EXERCISE DETAILS:
Write the material out again in full, word for word. Do not include the pictures.

Records contained in a dataset:
[start]

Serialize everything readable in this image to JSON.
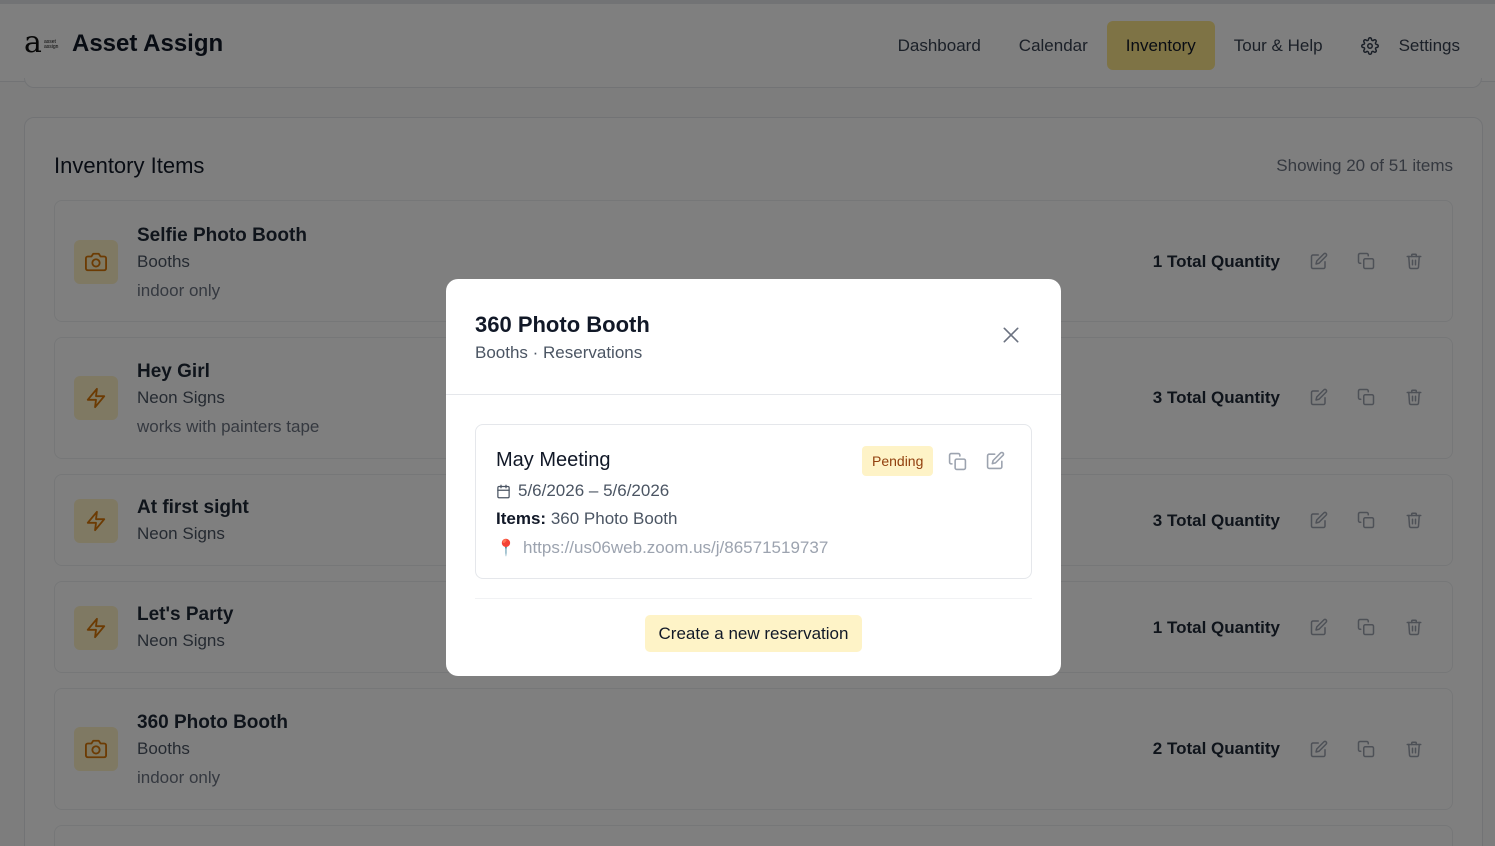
{
  "app": {
    "name": "Asset Assign",
    "logo_letter": "a",
    "logo_tagline": "asset assign"
  },
  "nav": {
    "items": [
      {
        "label": "Dashboard",
        "active": false
      },
      {
        "label": "Calendar",
        "active": false
      },
      {
        "label": "Inventory",
        "active": true
      },
      {
        "label": "Tour & Help",
        "active": false
      },
      {
        "label": "Settings",
        "active": false,
        "icon": "gear-icon"
      }
    ]
  },
  "inventory": {
    "title": "Inventory Items",
    "count_text": "Showing 20 of 51 items",
    "items": [
      {
        "name": "Selfie Photo Booth",
        "category": "Booths",
        "note": "indoor only",
        "quantity": "1 Total Quantity",
        "icon": "camera-icon"
      },
      {
        "name": "Hey Girl",
        "category": "Neon Signs",
        "note": "works with painters tape",
        "quantity": "3 Total Quantity",
        "icon": "lightning-icon"
      },
      {
        "name": "At first sight",
        "category": "Neon Signs",
        "note": "",
        "quantity": "3 Total Quantity",
        "icon": "lightning-icon"
      },
      {
        "name": "Let's Party",
        "category": "Neon Signs",
        "note": "",
        "quantity": "1 Total Quantity",
        "icon": "lightning-icon"
      },
      {
        "name": "360 Photo Booth",
        "category": "Booths",
        "note": "indoor only",
        "quantity": "2 Total Quantity",
        "icon": "camera-icon"
      }
    ]
  },
  "modal": {
    "title": "360 Photo Booth",
    "subtitle": "Booths · Reservations",
    "reservation": {
      "title": "May Meeting",
      "status": "Pending",
      "dates": "5/6/2026 – 5/6/2026",
      "items_label": "Items:",
      "items_value": "360 Photo Booth",
      "location": "https://us06web.zoom.us/j/86571519737"
    },
    "create_label": "Create a new reservation"
  },
  "colors": {
    "accent": "#fde68a",
    "accent_light": "#fef3c7",
    "icon": "#d97706",
    "badge_text": "#92400e"
  }
}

[end]

SOLUTION TO THIS TASK:
Serialize everything readable in this image to JSON.
{
  "app": {
    "name": "Asset Assign",
    "logo_letter": "a",
    "logo_tagline": "asset assign"
  },
  "nav": {
    "items": [
      {
        "label": "Dashboard",
        "active": false
      },
      {
        "label": "Calendar",
        "active": false
      },
      {
        "label": "Inventory",
        "active": true
      },
      {
        "label": "Tour & Help",
        "active": false
      },
      {
        "label": "Settings",
        "active": false,
        "icon": "gear-icon"
      }
    ]
  },
  "inventory": {
    "title": "Inventory Items",
    "count_text": "Showing 20 of 51 items",
    "items": [
      {
        "name": "Selfie Photo Booth",
        "category": "Booths",
        "note": "indoor only",
        "quantity": "1 Total Quantity",
        "icon": "camera-icon"
      },
      {
        "name": "Hey Girl",
        "category": "Neon Signs",
        "note": "works with painters tape",
        "quantity": "3 Total Quantity",
        "icon": "lightning-icon"
      },
      {
        "name": "At first sight",
        "category": "Neon Signs",
        "note": "",
        "quantity": "3 Total Quantity",
        "icon": "lightning-icon"
      },
      {
        "name": "Let's Party",
        "category": "Neon Signs",
        "note": "",
        "quantity": "1 Total Quantity",
        "icon": "lightning-icon"
      },
      {
        "name": "360 Photo Booth",
        "category": "Booths",
        "note": "indoor only",
        "quantity": "2 Total Quantity",
        "icon": "camera-icon"
      }
    ]
  },
  "modal": {
    "title": "360 Photo Booth",
    "subtitle": "Booths · Reservations",
    "reservation": {
      "title": "May Meeting",
      "status": "Pending",
      "dates": "5/6/2026 – 5/6/2026",
      "items_label": "Items:",
      "items_value": "360 Photo Booth",
      "location": "https://us06web.zoom.us/j/86571519737"
    },
    "create_label": "Create a new reservation"
  },
  "colors": {
    "accent": "#fde68a",
    "accent_light": "#fef3c7",
    "icon": "#d97706",
    "badge_text": "#92400e"
  }
}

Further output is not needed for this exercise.